Supplied data:
══════════
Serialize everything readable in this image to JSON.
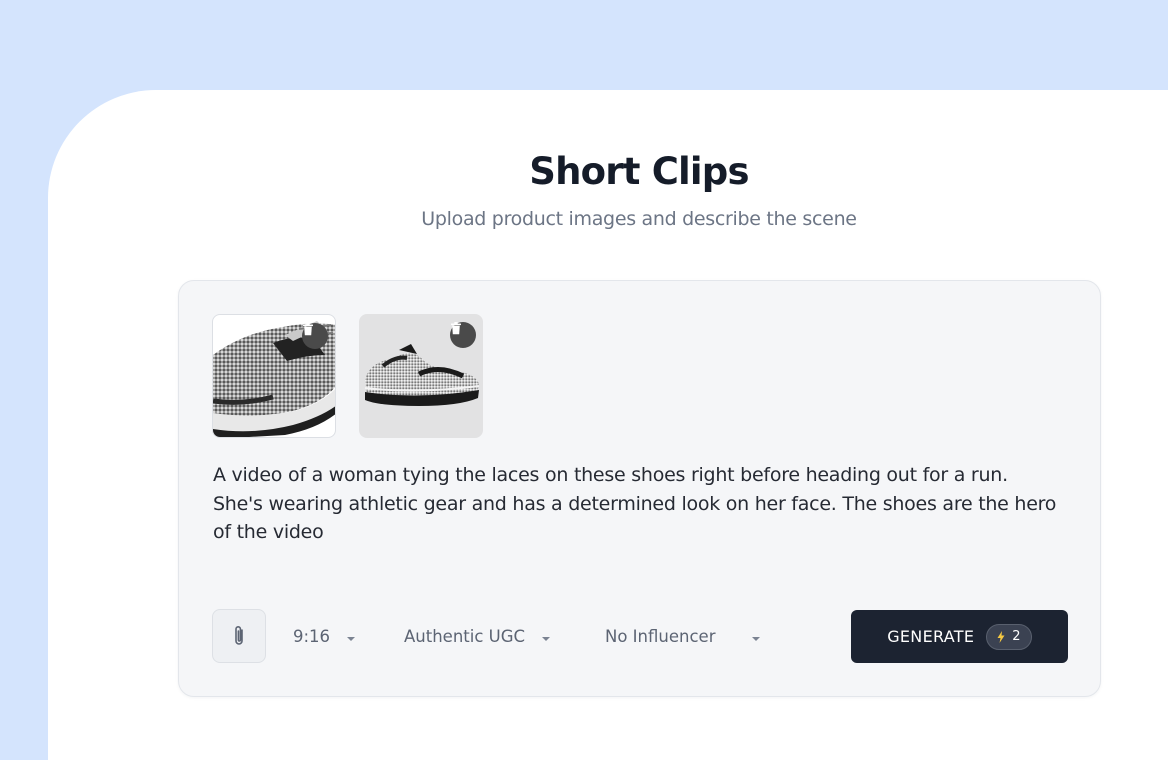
{
  "header": {
    "title": "Short Clips",
    "subtitle": "Upload product images and describe the scene"
  },
  "uploads": [
    {
      "name": "product-image-1",
      "icon": "trash-icon"
    },
    {
      "name": "product-image-2",
      "icon": "trash-icon"
    }
  ],
  "prompt": {
    "text": "A video of a woman tying the laces on these shoes right before heading out for a run. She's wearing athletic gear and has a determined look on her face. The shoes are the hero of the video"
  },
  "toolbar": {
    "attach_icon": "paperclip-icon",
    "aspect_ratio": "9:16",
    "style": "Authentic UGC",
    "influencer": "No Influencer",
    "generate_label": "GENERATE",
    "credits": "2",
    "credit_icon": "lightning-icon"
  },
  "colors": {
    "background": "#d4e4fd",
    "button": "#1c2331",
    "accent_lightning": "#f5c842"
  }
}
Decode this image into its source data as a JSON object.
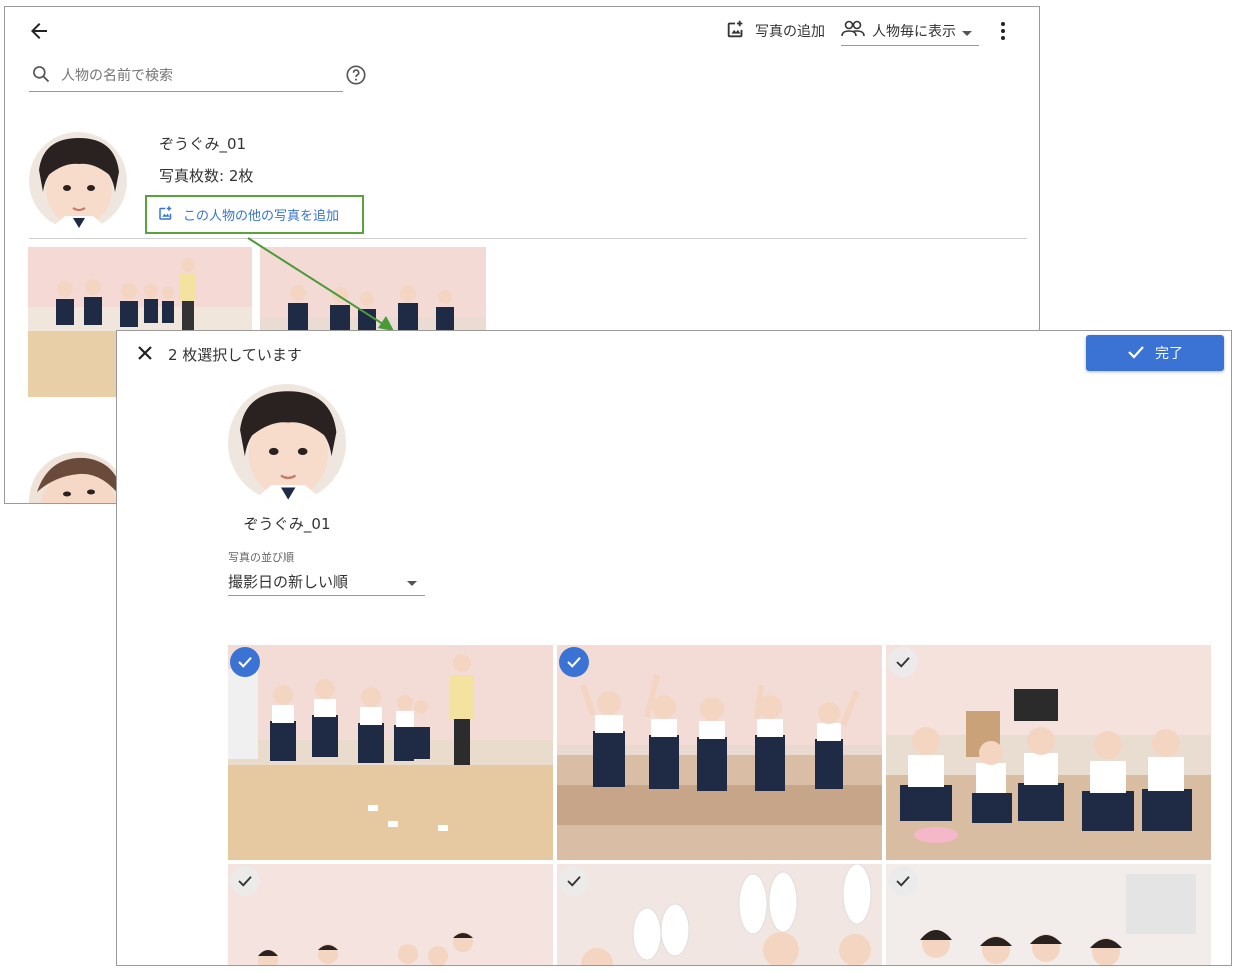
{
  "back": {
    "add_photo_label": "写真の追加",
    "view_mode_label": "人物毎に表示",
    "search_placeholder": "人物の名前で検索",
    "person_name": "ぞうぐみ_01",
    "photo_count": "写真枚数: 2枚",
    "add_more_label": "この人物の他の写真を追加"
  },
  "dialog": {
    "selected_count": "2 枚選択しています",
    "done_label": "完了",
    "person_name": "ぞうぐみ_01",
    "sort_label": "写真の並び順",
    "sort_value": "撮影日の新しい順",
    "photos": [
      {
        "selected": true
      },
      {
        "selected": true
      },
      {
        "selected": false
      },
      {
        "selected": false
      },
      {
        "selected": false
      },
      {
        "selected": false
      }
    ]
  },
  "colors": {
    "accent": "#3a73d4",
    "highlight_border": "#5aa23c",
    "arrow": "#4a9a3a"
  }
}
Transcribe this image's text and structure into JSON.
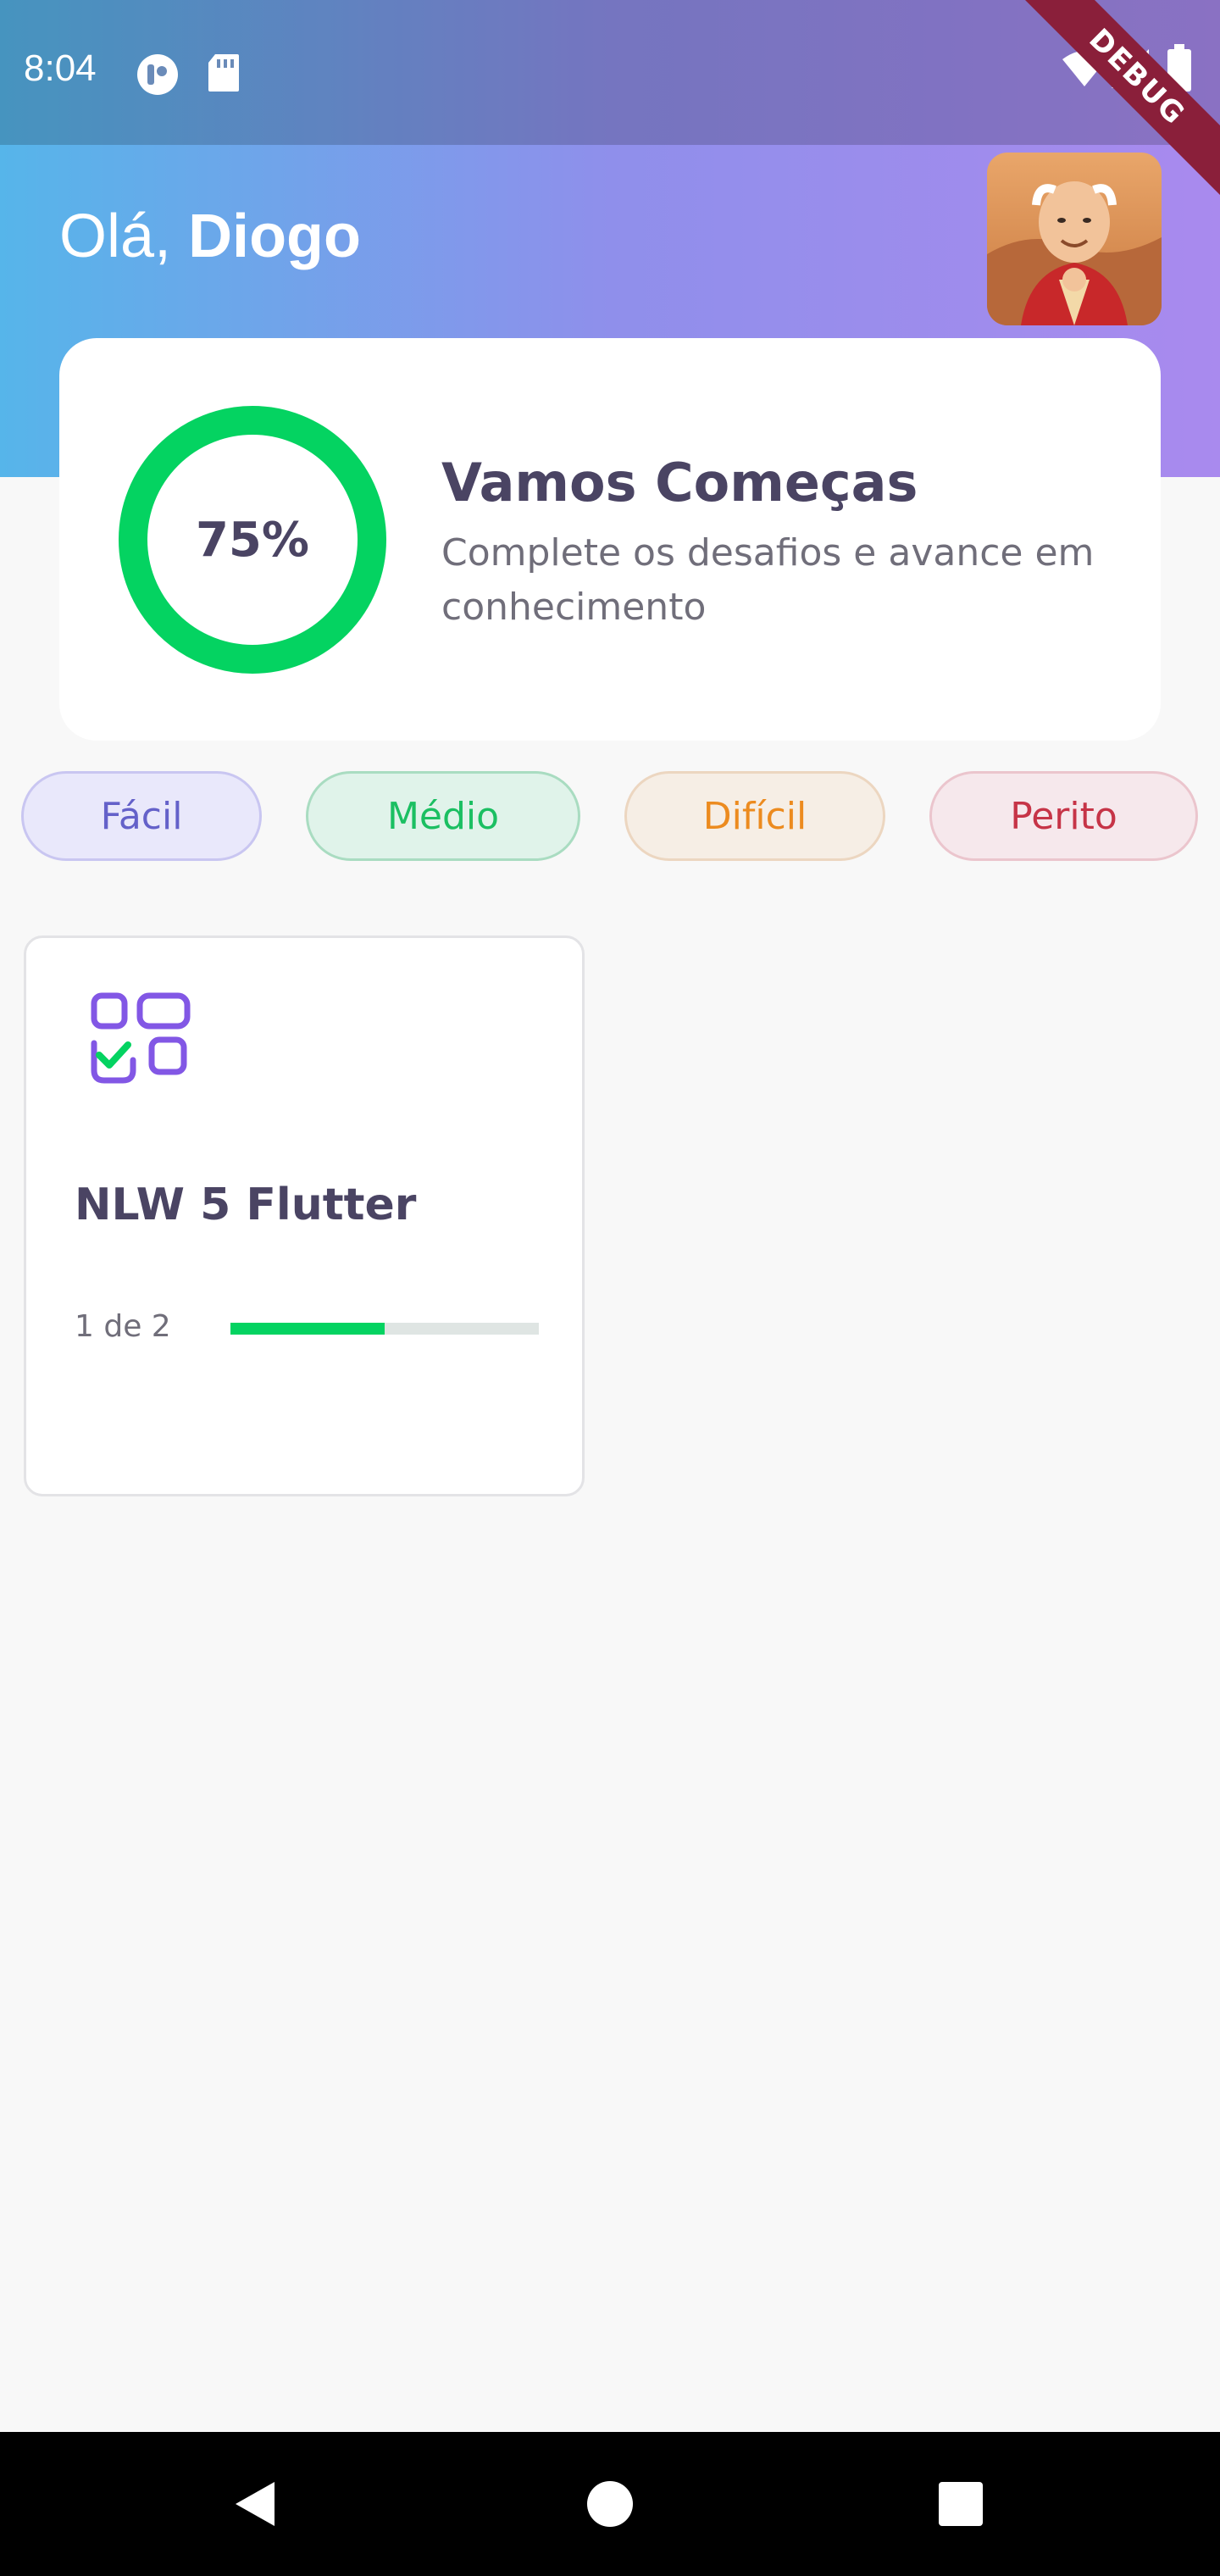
{
  "status_bar": {
    "time": "8:04",
    "icons": [
      "app-notification-icon",
      "sd-card-icon",
      "wifi-icon",
      "cell-signal-icon",
      "battery-icon"
    ]
  },
  "debug_banner": "DEBUG",
  "header": {
    "greeting_prefix": "Olá, ",
    "user_name": "Diogo",
    "avatar": "user-avatar-image"
  },
  "score_card": {
    "percent_label": "75%",
    "percent_value": 0.75,
    "title": "Vamos Começas",
    "subtitle": "Complete os desafios e avance em conhecimento"
  },
  "levels": [
    {
      "label": "Fácil",
      "text_color": "#6461c9",
      "bg": "#e9e8fb",
      "border": "#c9c6f1"
    },
    {
      "label": "Médio",
      "text_color": "#1bbf62",
      "bg": "#e0f3ea",
      "border": "#a9dcc1"
    },
    {
      "label": "Difícil",
      "text_color": "#ec8b1f",
      "bg": "#f6eee5",
      "border": "#ecd6c0"
    },
    {
      "label": "Perito",
      "text_color": "#c63447",
      "bg": "#f6e8ec",
      "border": "#ebc5cd"
    }
  ],
  "quizzes": [
    {
      "icon": "data-checklist-icon",
      "title": "NLW 5 Flutter",
      "progress_label": "1 de 2",
      "progress_value": 0.5
    }
  ],
  "colors": {
    "accent_green": "#04d361",
    "accent_purple": "#8257e5",
    "title_text": "#4a4463",
    "gradient_start": "#56b5ea",
    "gradient_end": "#a98aee"
  },
  "nav_bar": {
    "icons": [
      "back-icon",
      "home-icon",
      "recents-icon"
    ]
  }
}
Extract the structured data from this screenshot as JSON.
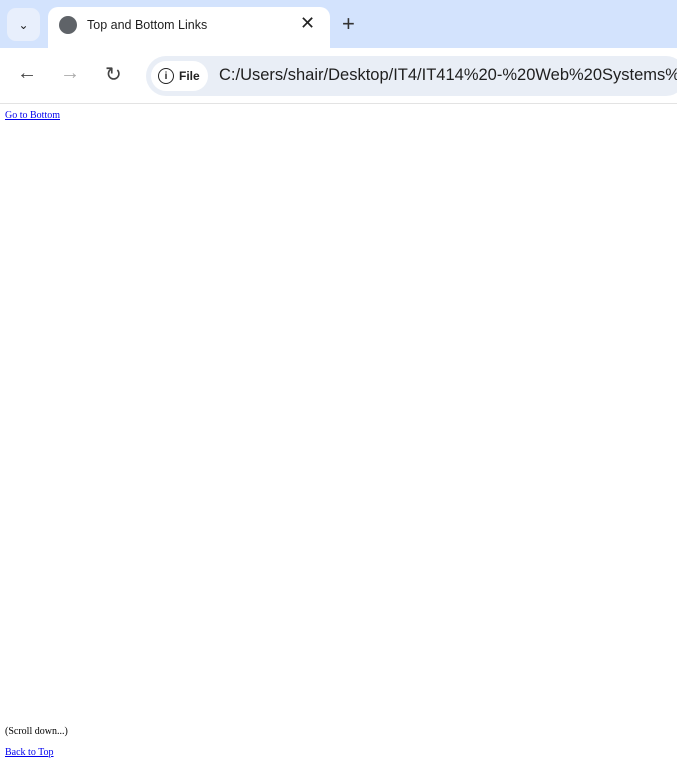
{
  "browser": {
    "tab_title": "Top and Bottom Links",
    "address_chip": "File",
    "url": "C:/Users/shair/Desktop/IT4/IT414%20-%20Web%20Systems%",
    "icons": {
      "tab_menu": "chevron-down-icon",
      "tab": "globe-icon",
      "close": "close-icon",
      "new_tab": "plus-icon",
      "back": "arrow-left-icon",
      "forward": "arrow-right-icon",
      "reload": "reload-icon",
      "info": "info-icon"
    }
  },
  "page": {
    "go_to_bottom": "Go to Bottom",
    "scroll_note": "(Scroll down...)",
    "back_to_top": "Back to Top"
  }
}
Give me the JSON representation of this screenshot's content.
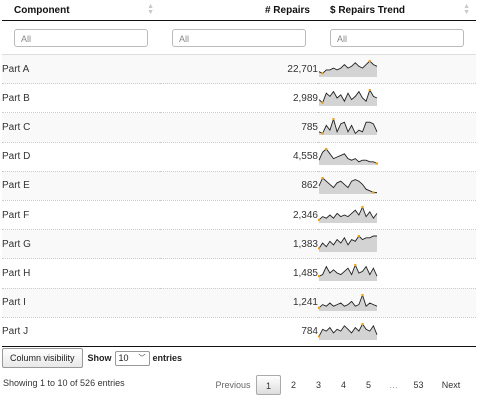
{
  "columns": {
    "component": "Component",
    "repairs": "# Repairs",
    "trend": "$ Repairs Trend"
  },
  "filters": {
    "component": "All",
    "repairs": "All",
    "trend": "All"
  },
  "rows": [
    {
      "component": "Part A",
      "repairs": "22,701",
      "trend": [
        3,
        2,
        4,
        4,
        5,
        4,
        5,
        7,
        5,
        6,
        8,
        6,
        5,
        7,
        9,
        7,
        6
      ]
    },
    {
      "component": "Part B",
      "repairs": "2,989",
      "trend": [
        4,
        2,
        8,
        6,
        9,
        5,
        7,
        3,
        8,
        4,
        6,
        9,
        5,
        3,
        10,
        6,
        5
      ]
    },
    {
      "component": "Part C",
      "repairs": "785",
      "trend": [
        2,
        1,
        6,
        3,
        10,
        2,
        7,
        8,
        2,
        6,
        1,
        3,
        2,
        8,
        8,
        7,
        2
      ]
    },
    {
      "component": "Part D",
      "repairs": "4,558",
      "trend": [
        3,
        8,
        10,
        7,
        4,
        5,
        6,
        7,
        4,
        3,
        4,
        2,
        3,
        3,
        2,
        2,
        1
      ]
    },
    {
      "component": "Part E",
      "repairs": "862",
      "trend": [
        5,
        10,
        8,
        6,
        4,
        7,
        8,
        6,
        4,
        8,
        9,
        8,
        6,
        3,
        2,
        1,
        1
      ]
    },
    {
      "component": "Part F",
      "repairs": "2,346",
      "trend": [
        2,
        4,
        3,
        5,
        3,
        6,
        4,
        5,
        4,
        6,
        8,
        5,
        10,
        4,
        7,
        3,
        6
      ]
    },
    {
      "component": "Part G",
      "repairs": "1,383",
      "trend": [
        2,
        5,
        3,
        6,
        4,
        7,
        5,
        8,
        4,
        7,
        6,
        9,
        7,
        8,
        8,
        9,
        9
      ]
    },
    {
      "component": "Part H",
      "repairs": "1,485",
      "trend": [
        3,
        4,
        9,
        5,
        7,
        5,
        4,
        6,
        8,
        4,
        10,
        5,
        6,
        9,
        4,
        8,
        3
      ]
    },
    {
      "component": "Part I",
      "repairs": "1,241",
      "trend": [
        2,
        4,
        3,
        5,
        3,
        4,
        5,
        3,
        4,
        6,
        3,
        4,
        10,
        3,
        5,
        4,
        3
      ]
    },
    {
      "component": "Part J",
      "repairs": "784",
      "trend": [
        2,
        6,
        5,
        7,
        4,
        6,
        5,
        8,
        6,
        4,
        7,
        5,
        9,
        6,
        5,
        8,
        3
      ]
    }
  ],
  "controls": {
    "column_visibility": "Column visibility",
    "show_label": "Show",
    "page_length": "10",
    "entries_label": "entries"
  },
  "info": "Showing 1 to 10 of 526 entries",
  "pagination": {
    "previous": "Previous",
    "pages": [
      "1",
      "2",
      "3",
      "4",
      "5"
    ],
    "ellipsis": "…",
    "last": "53",
    "next": "Next",
    "current": "1"
  },
  "colors": {
    "spark_fill": "#d3d3d3",
    "spark_line": "#222222",
    "spark_marker": "#f39c12"
  }
}
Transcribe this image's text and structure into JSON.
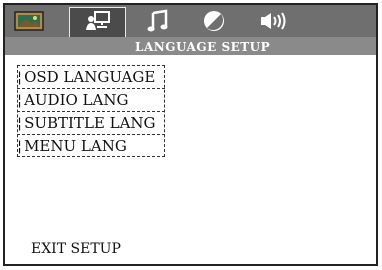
{
  "window": {
    "section_title": "LANGUAGE SETUP"
  },
  "tabs": [
    {
      "name": "picture-icon"
    },
    {
      "name": "language-setup-icon"
    },
    {
      "name": "music-note-icon"
    },
    {
      "name": "contrast-icon"
    },
    {
      "name": "speaker-icon"
    }
  ],
  "menu": {
    "items": [
      "OSD LANGUAGE",
      "AUDIO LANG",
      "SUBTITLE LANG",
      "MENU LANG"
    ],
    "exit_label": "EXIT SETUP"
  },
  "colors": {
    "topbar": "#6f6f6f",
    "titlebar": "#8a8a8a",
    "active_tab": "#4b4b4b"
  }
}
══════════
Work to be completed: Every line of the listing that holds "info" should be found and copied.

Task response:
      "info": "info-icon"
  "info": "Showing 1 to 10 of 526 entries",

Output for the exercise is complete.